--- START ---

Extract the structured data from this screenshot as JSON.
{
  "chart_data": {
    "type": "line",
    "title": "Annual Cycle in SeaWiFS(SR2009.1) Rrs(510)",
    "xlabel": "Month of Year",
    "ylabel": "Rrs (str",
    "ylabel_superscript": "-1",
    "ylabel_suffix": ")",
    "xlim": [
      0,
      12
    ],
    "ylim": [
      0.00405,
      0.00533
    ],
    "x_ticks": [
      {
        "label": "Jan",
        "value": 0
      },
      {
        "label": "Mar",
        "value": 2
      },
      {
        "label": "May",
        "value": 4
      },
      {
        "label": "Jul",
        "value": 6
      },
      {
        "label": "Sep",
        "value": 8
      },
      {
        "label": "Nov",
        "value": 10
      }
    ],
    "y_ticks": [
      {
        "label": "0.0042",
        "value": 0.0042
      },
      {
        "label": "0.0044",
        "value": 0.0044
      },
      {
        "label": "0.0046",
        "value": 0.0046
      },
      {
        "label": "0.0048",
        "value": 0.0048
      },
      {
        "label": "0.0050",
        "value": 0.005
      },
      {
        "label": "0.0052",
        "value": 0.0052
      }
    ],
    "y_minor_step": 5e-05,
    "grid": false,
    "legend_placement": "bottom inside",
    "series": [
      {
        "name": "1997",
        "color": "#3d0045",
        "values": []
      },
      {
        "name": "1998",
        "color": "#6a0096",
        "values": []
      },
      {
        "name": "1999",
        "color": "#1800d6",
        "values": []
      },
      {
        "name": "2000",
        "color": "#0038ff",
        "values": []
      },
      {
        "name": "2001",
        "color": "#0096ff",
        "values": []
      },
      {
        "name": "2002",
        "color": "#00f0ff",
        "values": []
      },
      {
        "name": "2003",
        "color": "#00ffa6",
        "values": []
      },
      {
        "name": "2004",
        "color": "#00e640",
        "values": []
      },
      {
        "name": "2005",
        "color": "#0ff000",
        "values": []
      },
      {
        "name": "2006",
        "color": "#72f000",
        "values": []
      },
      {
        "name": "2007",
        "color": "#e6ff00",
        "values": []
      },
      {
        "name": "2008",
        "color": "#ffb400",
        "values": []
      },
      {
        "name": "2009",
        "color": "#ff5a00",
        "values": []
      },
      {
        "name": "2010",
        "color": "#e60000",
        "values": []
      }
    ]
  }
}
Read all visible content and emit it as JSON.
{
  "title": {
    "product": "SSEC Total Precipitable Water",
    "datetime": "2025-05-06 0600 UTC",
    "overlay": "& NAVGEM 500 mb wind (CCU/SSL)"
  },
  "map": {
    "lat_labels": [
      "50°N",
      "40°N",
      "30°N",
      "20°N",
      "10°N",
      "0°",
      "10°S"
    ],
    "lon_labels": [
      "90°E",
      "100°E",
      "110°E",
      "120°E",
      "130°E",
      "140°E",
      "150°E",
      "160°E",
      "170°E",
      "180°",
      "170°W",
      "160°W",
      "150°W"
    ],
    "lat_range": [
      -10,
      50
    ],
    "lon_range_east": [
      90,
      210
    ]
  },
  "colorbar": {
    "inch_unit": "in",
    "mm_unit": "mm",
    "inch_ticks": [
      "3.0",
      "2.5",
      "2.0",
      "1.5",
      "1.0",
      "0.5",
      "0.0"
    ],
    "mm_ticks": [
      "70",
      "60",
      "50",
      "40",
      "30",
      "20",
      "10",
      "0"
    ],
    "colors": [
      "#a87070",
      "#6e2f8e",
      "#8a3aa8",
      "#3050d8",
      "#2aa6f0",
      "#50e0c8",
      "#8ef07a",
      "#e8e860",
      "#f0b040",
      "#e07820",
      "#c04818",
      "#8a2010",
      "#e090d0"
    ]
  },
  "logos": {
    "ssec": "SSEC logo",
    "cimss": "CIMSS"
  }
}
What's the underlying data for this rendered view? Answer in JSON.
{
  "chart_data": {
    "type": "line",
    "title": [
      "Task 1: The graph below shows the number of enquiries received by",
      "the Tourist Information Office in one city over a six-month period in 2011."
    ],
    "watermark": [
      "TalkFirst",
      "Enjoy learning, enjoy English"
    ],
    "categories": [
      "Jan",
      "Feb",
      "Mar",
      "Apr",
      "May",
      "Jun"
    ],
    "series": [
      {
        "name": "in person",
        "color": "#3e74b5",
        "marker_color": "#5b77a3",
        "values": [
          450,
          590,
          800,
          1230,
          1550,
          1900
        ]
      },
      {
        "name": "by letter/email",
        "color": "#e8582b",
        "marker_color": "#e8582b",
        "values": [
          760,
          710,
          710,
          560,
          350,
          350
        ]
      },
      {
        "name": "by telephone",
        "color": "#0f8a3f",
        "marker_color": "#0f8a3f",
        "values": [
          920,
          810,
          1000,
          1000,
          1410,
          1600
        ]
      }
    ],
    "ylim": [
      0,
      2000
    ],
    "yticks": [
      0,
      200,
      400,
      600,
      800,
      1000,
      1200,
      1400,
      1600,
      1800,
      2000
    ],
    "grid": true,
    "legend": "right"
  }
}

--- END ---

## The task
Return the whole listing exactly, with every line included.

## Solution to the exercise
Extract the structured data from this screenshot as JSON.
{
  "chart_data": {
    "type": "line",
    "title": "Annual Cycle in SeaWiFS(SR2009.1) Rrs(510)",
    "xlabel": "Month of Year",
    "ylabel": "Rrs (str",
    "ylabel_superscript": "-1",
    "ylabel_suffix": ")",
    "xlim": [
      0,
      12
    ],
    "ylim": [
      0.00405,
      0.00533
    ],
    "x_ticks": [
      {
        "label": "Jan",
        "value": 0
      },
      {
        "label": "Mar",
        "value": 2
      },
      {
        "label": "May",
        "value": 4
      },
      {
        "label": "Jul",
        "value": 6
      },
      {
        "label": "Sep",
        "value": 8
      },
      {
        "label": "Nov",
        "value": 10
      }
    ],
    "y_ticks": [
      {
        "label": "0.0042",
        "value": 0.0042
      },
      {
        "label": "0.0044",
        "value": 0.0044
      },
      {
        "label": "0.0046",
        "value": 0.0046
      },
      {
        "label": "0.0048",
        "value": 0.0048
      },
      {
        "label": "0.0050",
        "value": 0.005
      },
      {
        "label": "0.0052",
        "value": 0.0052
      }
    ],
    "y_minor_step": 5e-05,
    "grid": false,
    "legend_placement": "bottom inside",
    "series": [
      {
        "name": "1997",
        "color": "#3d0045",
        "values": []
      },
      {
        "name": "1998",
        "color": "#6a0096",
        "values": []
      },
      {
        "name": "1999",
        "color": "#1800d6",
        "values": []
      },
      {
        "name": "2000",
        "color": "#0038ff",
        "values": []
      },
      {
        "name": "2001",
        "color": "#0096ff",
        "values": []
      },
      {
        "name": "2002",
        "color": "#00f0ff",
        "values": []
      },
      {
        "name": "2003",
        "color": "#00ffa6",
        "values": []
      },
      {
        "name": "2004",
        "color": "#00e640",
        "values": []
      },
      {
        "name": "2005",
        "color": "#0ff000",
        "values": []
      },
      {
        "name": "2006",
        "color": "#72f000",
        "values": []
      },
      {
        "name": "2007",
        "color": "#e6ff00",
        "values": []
      },
      {
        "name": "2008",
        "color": "#ffb400",
        "values": []
      },
      {
        "name": "2009",
        "color": "#ff5a00",
        "values": []
      },
      {
        "name": "2010",
        "color": "#e60000",
        "values": []
      }
    ]
  }
}
Read all visible content and emit it as JSON.
{
  "title": {
    "product": "SSEC Total Precipitable Water",
    "datetime": "2025-05-06 0600 UTC",
    "overlay": "& NAVGEM 500 mb wind (CCU/SSL)"
  },
  "map": {
    "lat_labels": [
      "50°N",
      "40°N",
      "30°N",
      "20°N",
      "10°N",
      "0°",
      "10°S"
    ],
    "lon_labels": [
      "90°E",
      "100°E",
      "110°E",
      "120°E",
      "130°E",
      "140°E",
      "150°E",
      "160°E",
      "170°E",
      "180°",
      "170°W",
      "160°W",
      "150°W"
    ],
    "lat_range": [
      -10,
      50
    ],
    "lon_range_east": [
      90,
      210
    ]
  },
  "colorbar": {
    "inch_unit": "in",
    "mm_unit": "mm",
    "inch_ticks": [
      "3.0",
      "2.5",
      "2.0",
      "1.5",
      "1.0",
      "0.5",
      "0.0"
    ],
    "mm_ticks": [
      "70",
      "60",
      "50",
      "40",
      "30",
      "20",
      "10",
      "0"
    ],
    "colors": [
      "#a87070",
      "#6e2f8e",
      "#8a3aa8",
      "#3050d8",
      "#2aa6f0",
      "#50e0c8",
      "#8ef07a",
      "#e8e860",
      "#f0b040",
      "#e07820",
      "#c04818",
      "#8a2010",
      "#e090d0"
    ]
  },
  "logos": {
    "ssec": "SSEC logo",
    "cimss": "CIMSS"
  }
}
What's the underlying data for this rendered view? Answer in JSON.
{
  "chart_data": {
    "type": "line",
    "title": [
      "Task 1: The graph below shows the number of enquiries received by",
      "the Tourist Information Office in one city over a six-month period in 2011."
    ],
    "watermark": [
      "TalkFirst",
      "Enjoy learning, enjoy English"
    ],
    "categories": [
      "Jan",
      "Feb",
      "Mar",
      "Apr",
      "May",
      "Jun"
    ],
    "series": [
      {
        "name": "in person",
        "color": "#3e74b5",
        "marker_color": "#5b77a3",
        "values": [
          450,
          590,
          800,
          1230,
          1550,
          1900
        ]
      },
      {
        "name": "by letter/email",
        "color": "#e8582b",
        "marker_color": "#e8582b",
        "values": [
          760,
          710,
          710,
          560,
          350,
          350
        ]
      },
      {
        "name": "by telephone",
        "color": "#0f8a3f",
        "marker_color": "#0f8a3f",
        "values": [
          920,
          810,
          1000,
          1000,
          1410,
          1600
        ]
      }
    ],
    "ylim": [
      0,
      2000
    ],
    "yticks": [
      0,
      200,
      400,
      600,
      800,
      1000,
      1200,
      1400,
      1600,
      1800,
      2000
    ],
    "grid": true,
    "legend": "right"
  }
}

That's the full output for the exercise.